• **Chart and figure data**:
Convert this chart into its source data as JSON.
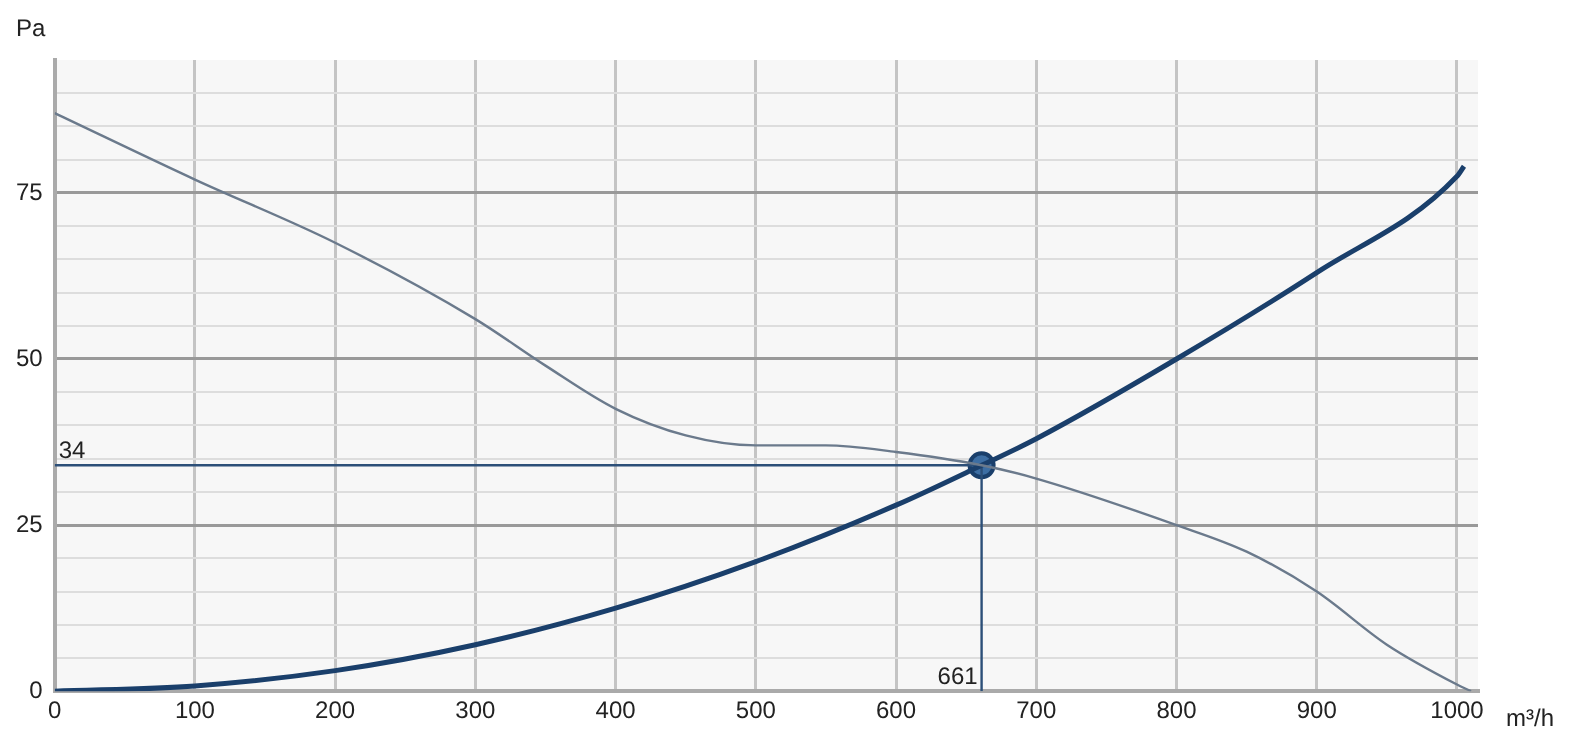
{
  "chart_data": {
    "type": "line",
    "xlabel": "m³/h",
    "ylabel": "Pa",
    "xlim": [
      0,
      1015
    ],
    "ylim": [
      0,
      95
    ],
    "xticks": [
      0,
      100,
      200,
      300,
      400,
      500,
      600,
      700,
      800,
      900,
      1000
    ],
    "yticks": [
      0,
      {
        "value": 5,
        "label": null
      },
      {
        "value": 10,
        "label": null
      },
      {
        "value": 15,
        "label": null
      },
      {
        "value": 20,
        "label": null
      },
      25,
      {
        "value": 30,
        "label": null
      },
      {
        "value": 35,
        "label": null
      },
      {
        "value": 40,
        "label": null
      },
      {
        "value": 45,
        "label": null
      },
      50,
      {
        "value": 55,
        "label": null
      },
      {
        "value": 60,
        "label": null
      },
      {
        "value": 65,
        "label": null
      },
      {
        "value": 70,
        "label": null
      },
      75,
      {
        "value": 80,
        "label": null
      },
      {
        "value": 85,
        "label": null
      },
      {
        "value": 90,
        "label": null
      }
    ],
    "grid": true,
    "legend": false,
    "marker": "none",
    "line_style": "solid",
    "series": [
      {
        "color": "#6b7a8c",
        "x": [
          0,
          100,
          200,
          300,
          350,
          400,
          450,
          500,
          550,
          600,
          661,
          700,
          800,
          850,
          900,
          950,
          1000,
          1010
        ],
        "values": [
          87,
          77,
          67.5,
          56,
          49,
          42.5,
          38.5,
          37,
          37,
          36,
          34,
          32,
          25,
          21,
          15,
          7,
          1,
          0
        ]
      },
      {
        "color": "#1a3f6b",
        "x": [
          0,
          100,
          200,
          300,
          400,
          500,
          600,
          661,
          700,
          800,
          900,
          1000,
          1005
        ],
        "values": [
          0,
          0.8,
          3.1,
          7,
          12.5,
          19.5,
          28,
          34,
          38,
          50,
          63,
          77.5,
          79
        ]
      },
      {
        "color": "#2c4f78",
        "x": [
          0,
          661
        ],
        "values": [
          34,
          34
        ]
      },
      {
        "color": "#2c4f78",
        "x": [
          661,
          661
        ],
        "values": [
          0,
          34
        ]
      },
      {
        "type": "scatter",
        "marker": "circle",
        "color": "#1a3f6b",
        "x": [
          661
        ],
        "values": [
          34
        ]
      }
    ],
    "annotations": [
      {
        "text": "34",
        "x": 0,
        "y": 34
      },
      {
        "text": "661",
        "x": 661,
        "y": 0
      }
    ]
  }
}
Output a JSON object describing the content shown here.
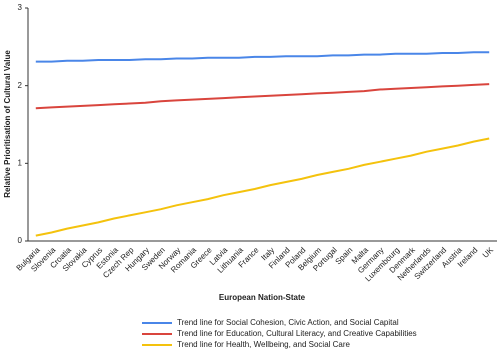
{
  "chart_data": {
    "type": "line",
    "x_label": "European Nation-State",
    "y_label": "Relative Prioritisation of Cultural Value",
    "categories": [
      "Bulgaria",
      "Slovenia",
      "Croatia",
      "Slovakia",
      "Cyprus",
      "Estonia",
      "Czech Rep",
      "Hungary",
      "Sweden",
      "Norway",
      "Romania",
      "Greece",
      "Latvia",
      "Lithuania",
      "France",
      "Italy",
      "Finland",
      "Poland",
      "Belgium",
      "Portugal",
      "Spain",
      "Malta",
      "Germany",
      "Luxembourg",
      "Denmark",
      "Netherlands",
      "Switzerland",
      "Austria",
      "Ireland",
      "UK"
    ],
    "series": [
      {
        "name": "Trend line for Social Cohesion, Civic Action, and Social Capital",
        "color": "#4a86e8",
        "values": [
          2.31,
          2.31,
          2.32,
          2.32,
          2.33,
          2.33,
          2.33,
          2.34,
          2.34,
          2.35,
          2.35,
          2.36,
          2.36,
          2.36,
          2.37,
          2.37,
          2.38,
          2.38,
          2.38,
          2.39,
          2.39,
          2.4,
          2.4,
          2.41,
          2.41,
          2.41,
          2.42,
          2.42,
          2.43,
          2.43
        ]
      },
      {
        "name": "Trend line for Education, Cultural Literacy, and Creative Capabilities",
        "color": "#d9453d",
        "values": [
          1.71,
          1.72,
          1.73,
          1.74,
          1.75,
          1.76,
          1.77,
          1.78,
          1.8,
          1.81,
          1.82,
          1.83,
          1.84,
          1.85,
          1.86,
          1.87,
          1.88,
          1.89,
          1.9,
          1.91,
          1.92,
          1.93,
          1.95,
          1.96,
          1.97,
          1.98,
          1.99,
          2.0,
          2.01,
          2.02
        ]
      },
      {
        "name": "Trend line for Health, Wellbeing, and Social Care",
        "color": "#f4c20d",
        "values": [
          0.07,
          0.11,
          0.16,
          0.2,
          0.24,
          0.29,
          0.33,
          0.37,
          0.41,
          0.46,
          0.5,
          0.54,
          0.59,
          0.63,
          0.67,
          0.72,
          0.76,
          0.8,
          0.85,
          0.89,
          0.93,
          0.98,
          1.02,
          1.06,
          1.1,
          1.15,
          1.19,
          1.23,
          1.28,
          1.32
        ]
      }
    ],
    "ylim": [
      0,
      3
    ],
    "yticks": [
      0,
      1,
      2,
      3
    ]
  }
}
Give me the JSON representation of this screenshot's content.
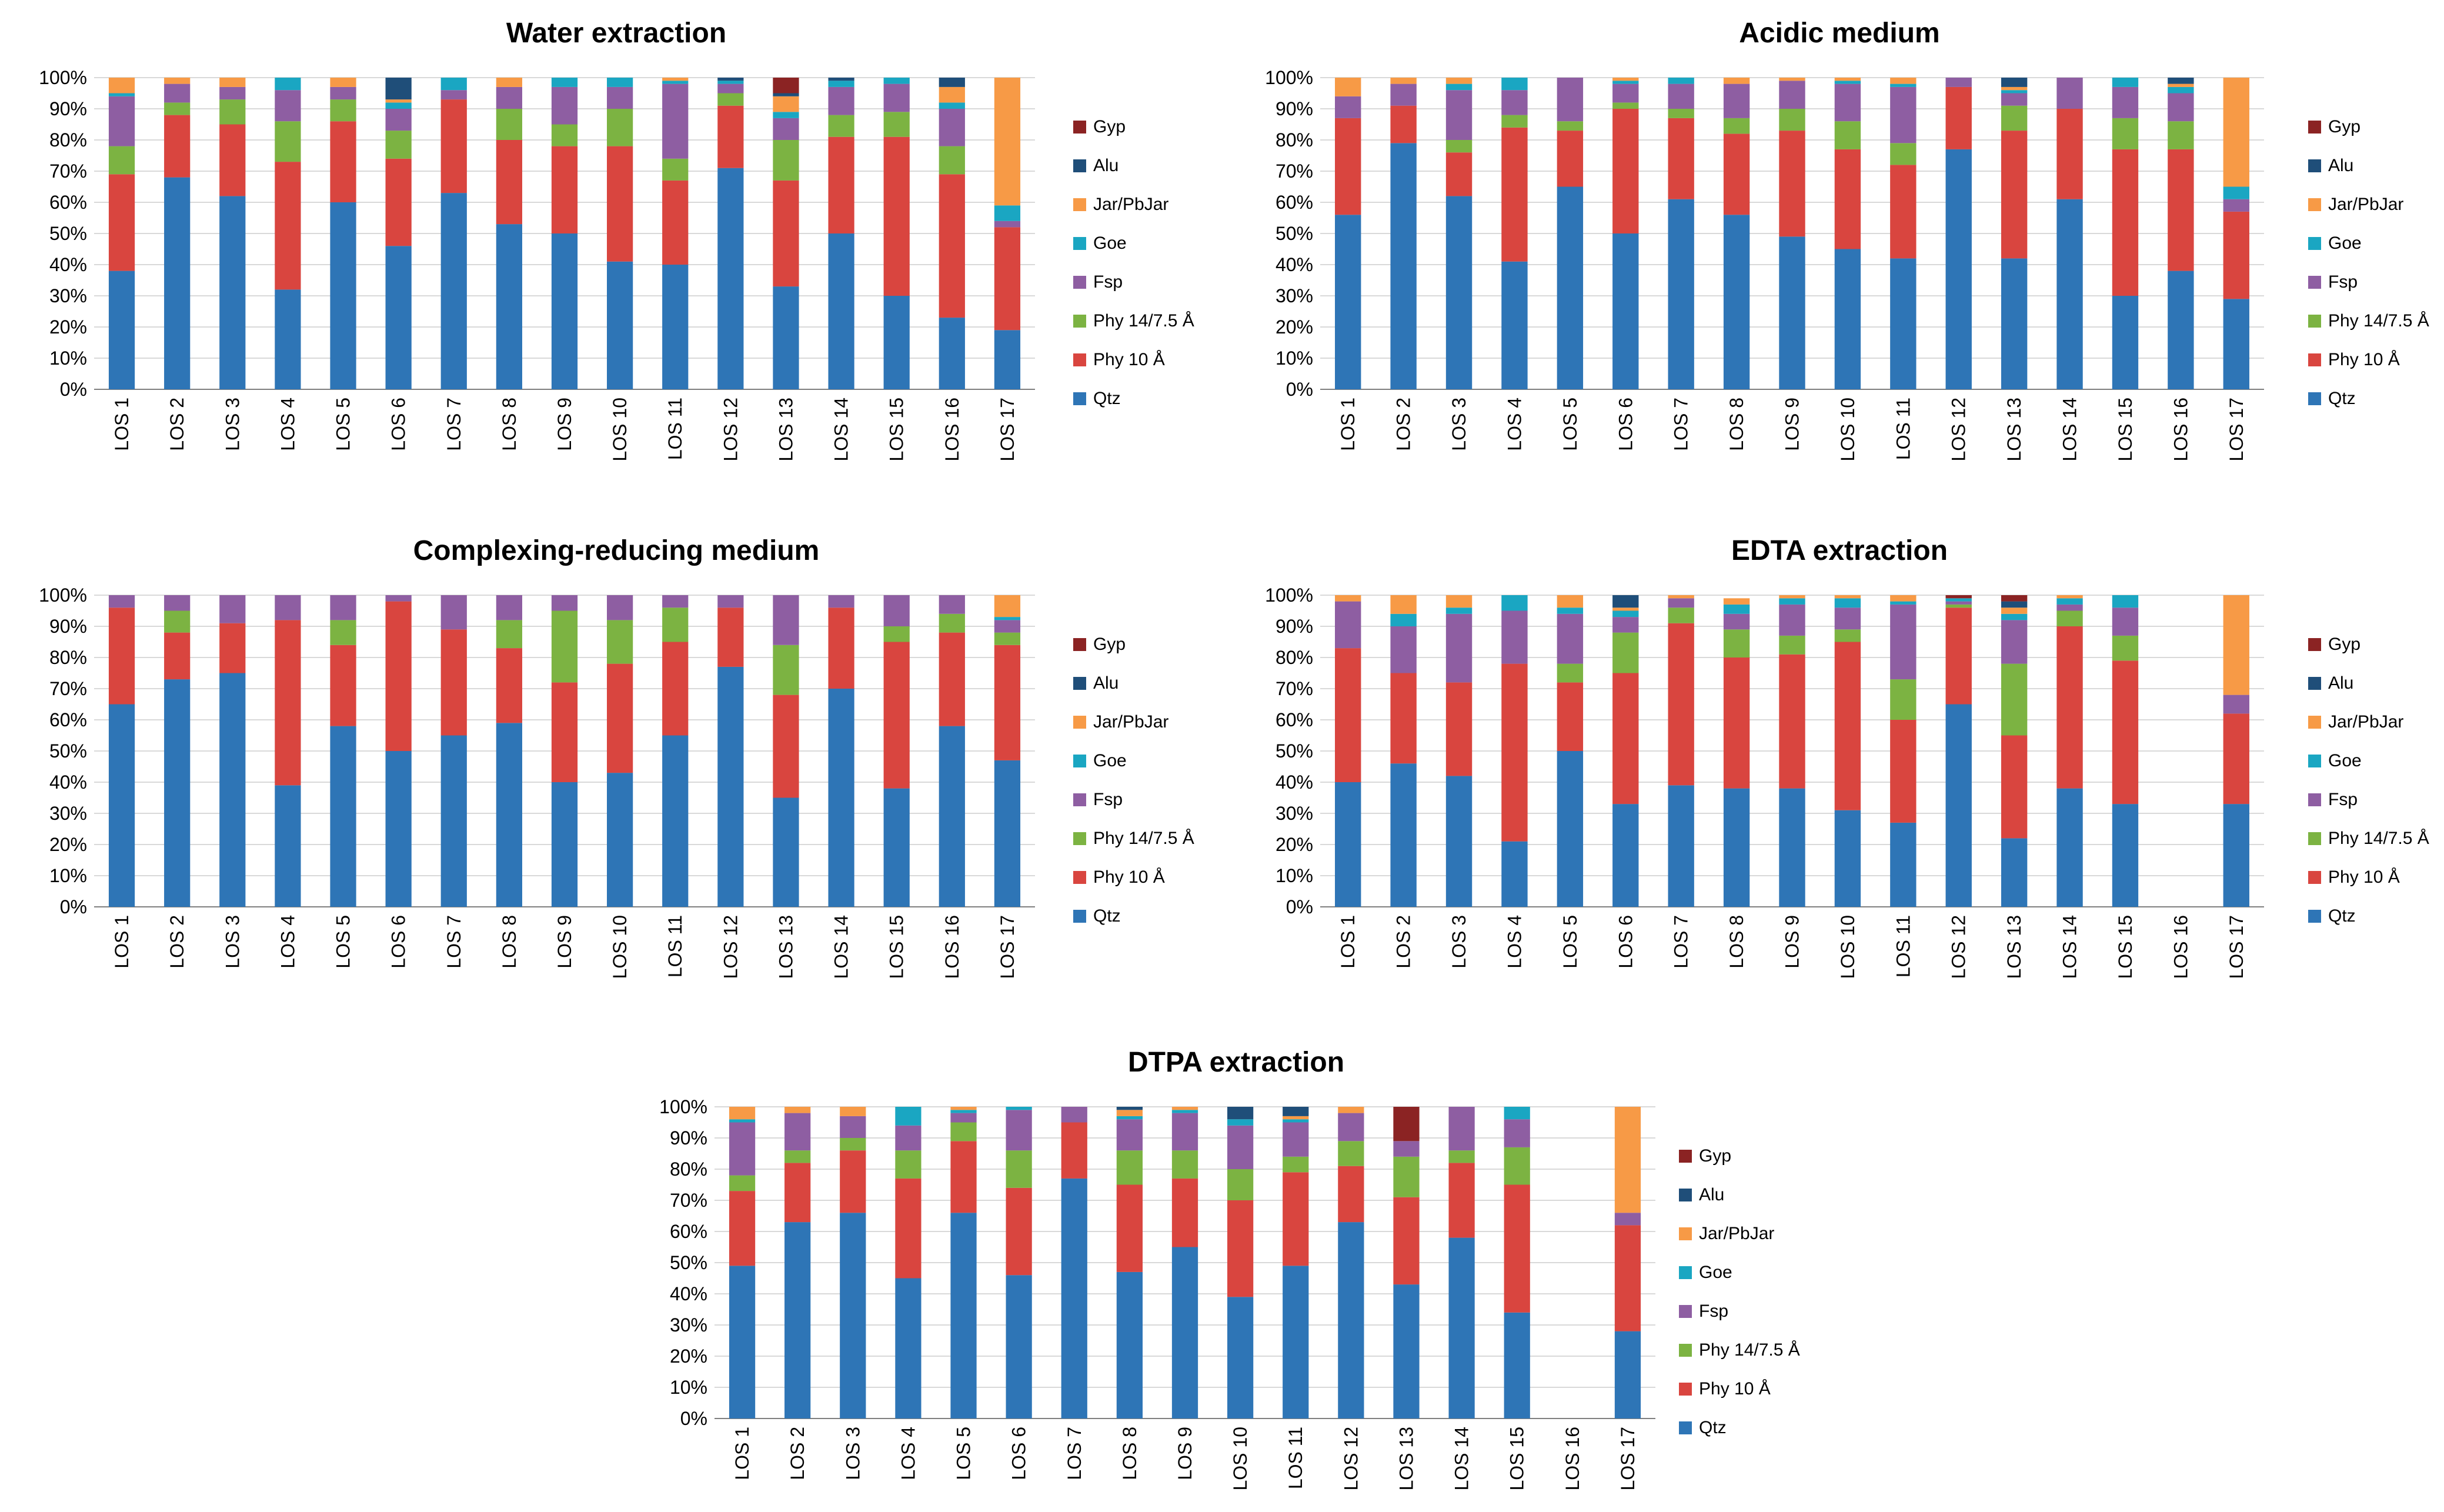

• **PROBLEM TO SOLVE**: Find the lines above that include the string "JSON" and copy them.

• **FULL OUTPUT**:
Convert this chart into its source data as JSON.
Output a JSON object describing the content shown here.
Give me the JSON representation of this screenshot's content.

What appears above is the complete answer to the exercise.